**** GIVEN RECORDS

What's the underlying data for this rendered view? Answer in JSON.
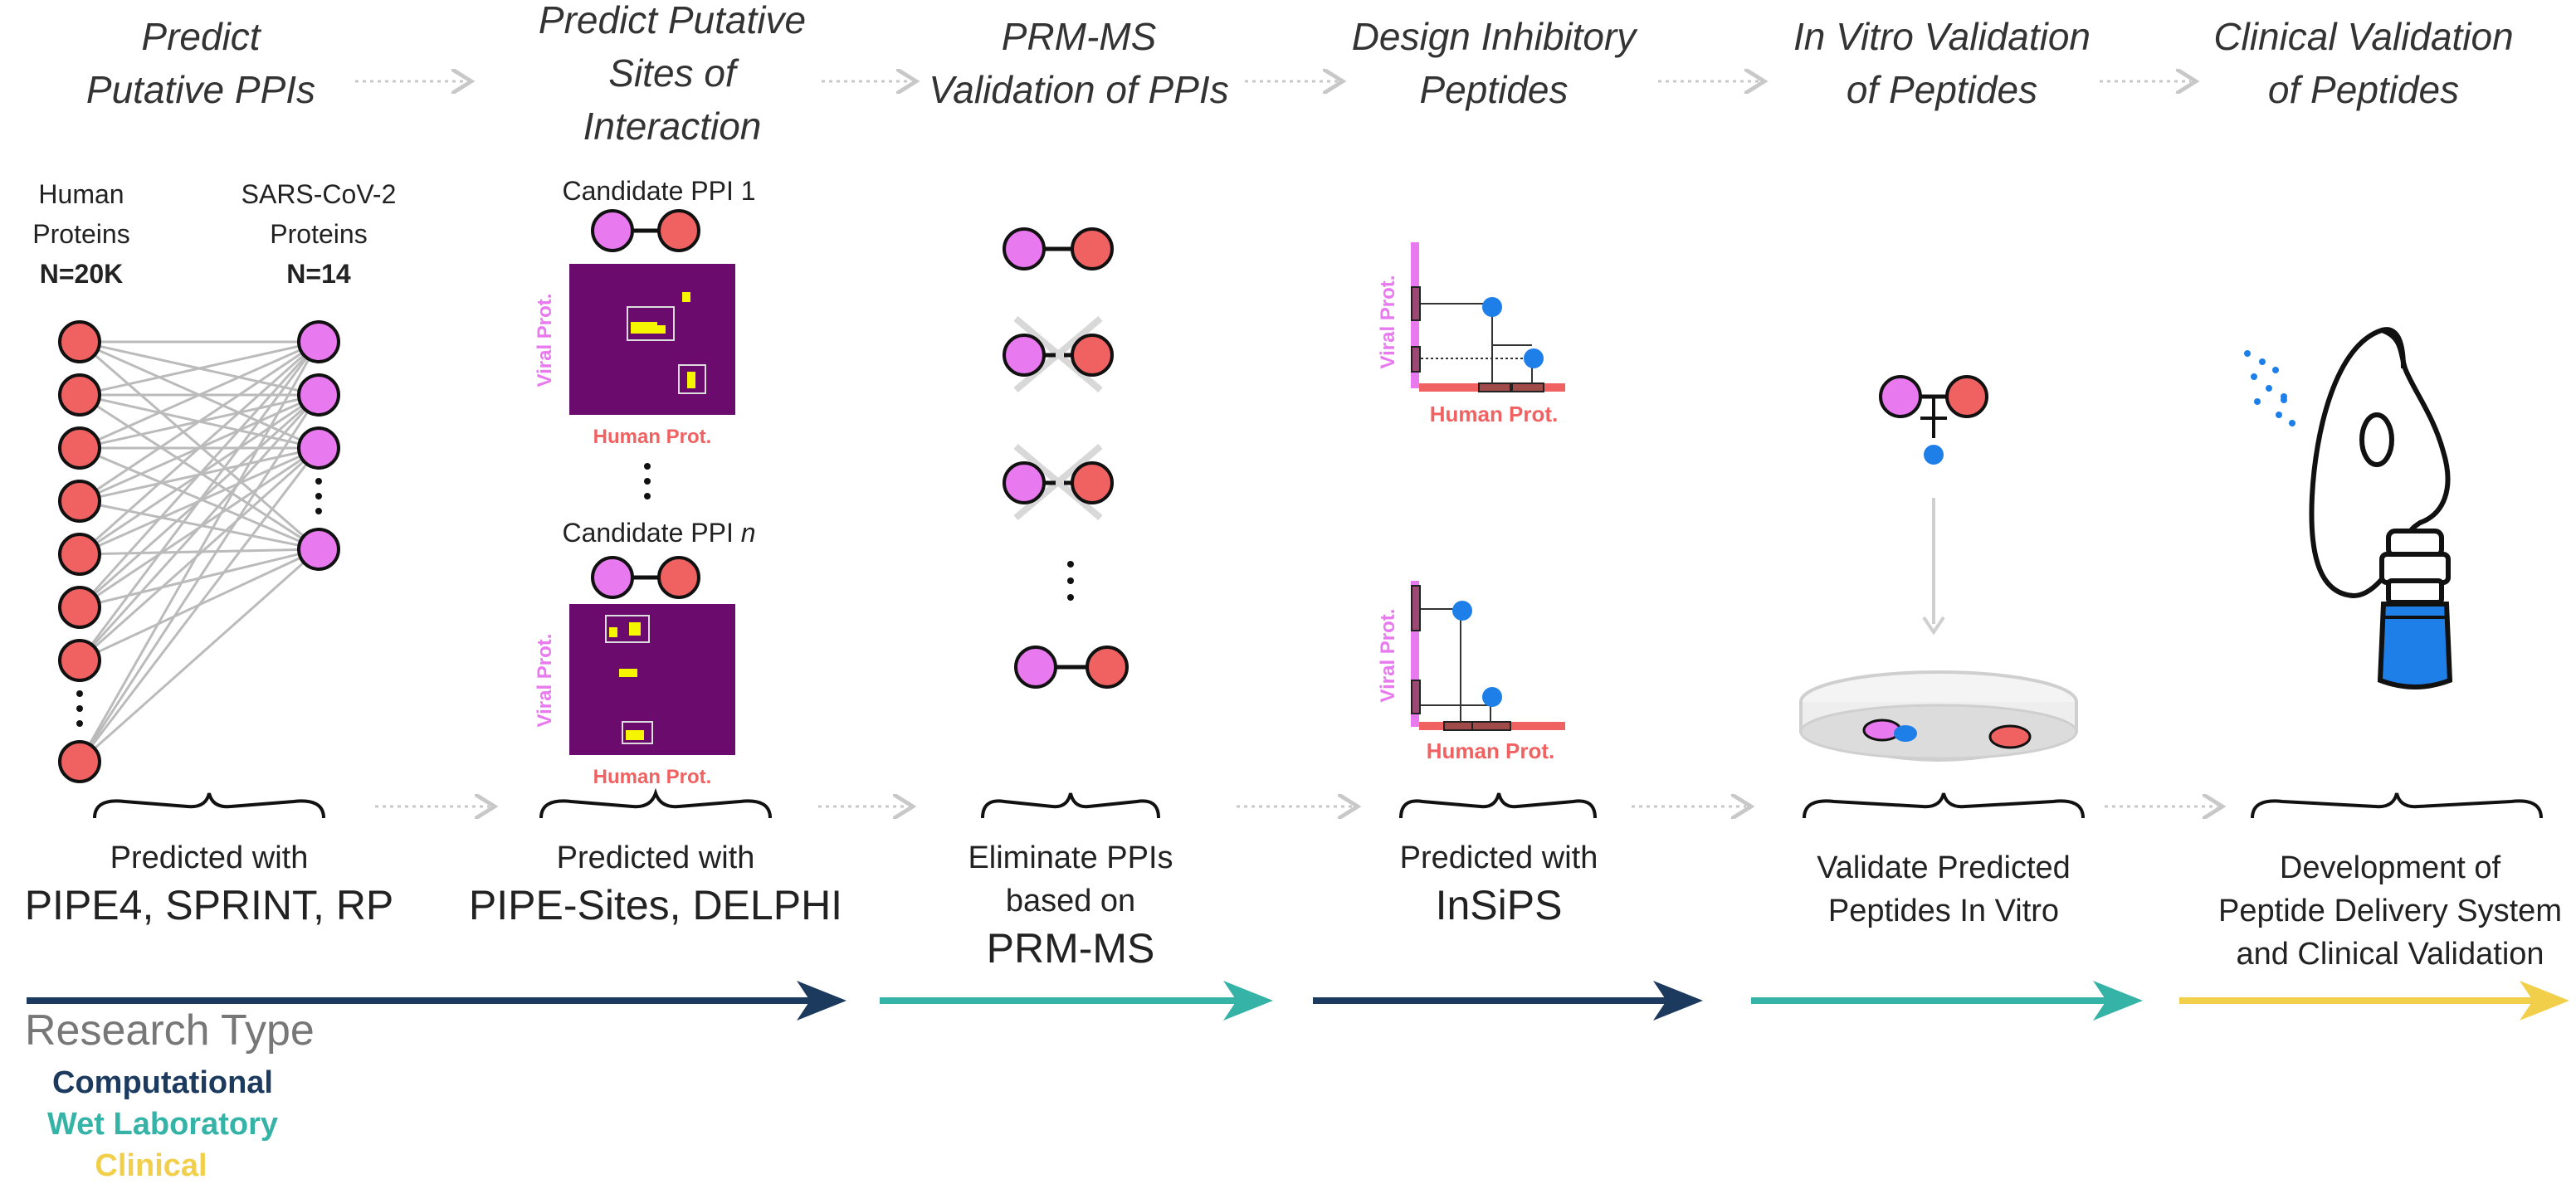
{
  "stages": [
    {
      "title": "Predict\nPutative PPIs",
      "caption_small": "Predicted with",
      "caption_big": "PIPE4, SPRINT, RP",
      "type": "Computational"
    },
    {
      "title": "Predict Putative\nSites of\nInteraction",
      "caption_small": "Predicted with",
      "caption_big": "PIPE-Sites, DELPHI",
      "type": "Computational"
    },
    {
      "title": "PRM-MS\nValidation of PPIs",
      "caption_small": "Eliminate PPIs\nbased on",
      "caption_big": "PRM-MS",
      "type": "Wet Laboratory"
    },
    {
      "title": "Design Inhibitory\nPeptides",
      "caption_small": "Predicted with",
      "caption_big": "InSiPS",
      "type": "Computational"
    },
    {
      "title": "In Vitro Validation\nof Peptides",
      "caption_small": "Validate Predicted\nPeptides In Vitro",
      "caption_big": "",
      "type": "Wet Laboratory"
    },
    {
      "title": "Clinical Validation\nof Peptides",
      "caption_small": "Development of\nPeptide Delivery System\nand Clinical Validation",
      "caption_big": "",
      "type": "Clinical"
    }
  ],
  "network": {
    "human_label": "Human\nProteins",
    "human_count": "N=20K",
    "viral_label": "SARS-CoV-2\nProteins",
    "viral_count": "N=14"
  },
  "sites": {
    "ppi_1": "Candidate PPI 1",
    "ppi_n_prefix": "Candidate PPI ",
    "ppi_n_suffix": "n",
    "y_axis": "Viral Prot.",
    "x_axis": "Human Prot."
  },
  "peptides": {
    "y_axis": "Viral Prot.",
    "x_axis": "Human Prot."
  },
  "legend": {
    "heading": "Research Type",
    "items": [
      {
        "label": "Computational",
        "color": "#1c3a5e"
      },
      {
        "label": "Wet Laboratory",
        "color": "#35b3a6"
      },
      {
        "label": "Clinical",
        "color": "#f2cf4a"
      }
    ]
  },
  "colors": {
    "human": "#f06262",
    "viral": "#e879ef",
    "peptide": "#1e7fe8",
    "matrix": "#6b0b6e",
    "hotspot": "#f5f500",
    "computational": "#1c3a5e",
    "wet_lab": "#35b3a6",
    "clinical": "#f2cf4a"
  }
}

********

== WORK REQUEST ==
Each line of the listing is to be retyped exactly, and its pictures are to be dropped.

== OUTPUT FOR THIS TASK ==
What's the underlying data for this rendered view? Answer in JSON.
{
  "stages": [
    {
      "title": "Predict\nPutative PPIs",
      "caption_small": "Predicted with",
      "caption_big": "PIPE4, SPRINT, RP",
      "type": "Computational"
    },
    {
      "title": "Predict Putative\nSites of\nInteraction",
      "caption_small": "Predicted with",
      "caption_big": "PIPE-Sites, DELPHI",
      "type": "Computational"
    },
    {
      "title": "PRM-MS\nValidation of PPIs",
      "caption_small": "Eliminate PPIs\nbased on",
      "caption_big": "PRM-MS",
      "type": "Wet Laboratory"
    },
    {
      "title": "Design Inhibitory\nPeptides",
      "caption_small": "Predicted with",
      "caption_big": "InSiPS",
      "type": "Computational"
    },
    {
      "title": "In Vitro Validation\nof Peptides",
      "caption_small": "Validate Predicted\nPeptides In Vitro",
      "caption_big": "",
      "type": "Wet Laboratory"
    },
    {
      "title": "Clinical Validation\nof Peptides",
      "caption_small": "Development of\nPeptide Delivery System\nand Clinical Validation",
      "caption_big": "",
      "type": "Clinical"
    }
  ],
  "network": {
    "human_label": "Human\nProteins",
    "human_count": "N=20K",
    "viral_label": "SARS-CoV-2\nProteins",
    "viral_count": "N=14"
  },
  "sites": {
    "ppi_1": "Candidate PPI 1",
    "ppi_n_prefix": "Candidate PPI ",
    "ppi_n_suffix": "n",
    "y_axis": "Viral Prot.",
    "x_axis": "Human Prot."
  },
  "peptides": {
    "y_axis": "Viral Prot.",
    "x_axis": "Human Prot."
  },
  "legend": {
    "heading": "Research Type",
    "items": [
      {
        "label": "Computational",
        "color": "#1c3a5e"
      },
      {
        "label": "Wet Laboratory",
        "color": "#35b3a6"
      },
      {
        "label": "Clinical",
        "color": "#f2cf4a"
      }
    ]
  },
  "colors": {
    "human": "#f06262",
    "viral": "#e879ef",
    "peptide": "#1e7fe8",
    "matrix": "#6b0b6e",
    "hotspot": "#f5f500",
    "computational": "#1c3a5e",
    "wet_lab": "#35b3a6",
    "clinical": "#f2cf4a"
  }
}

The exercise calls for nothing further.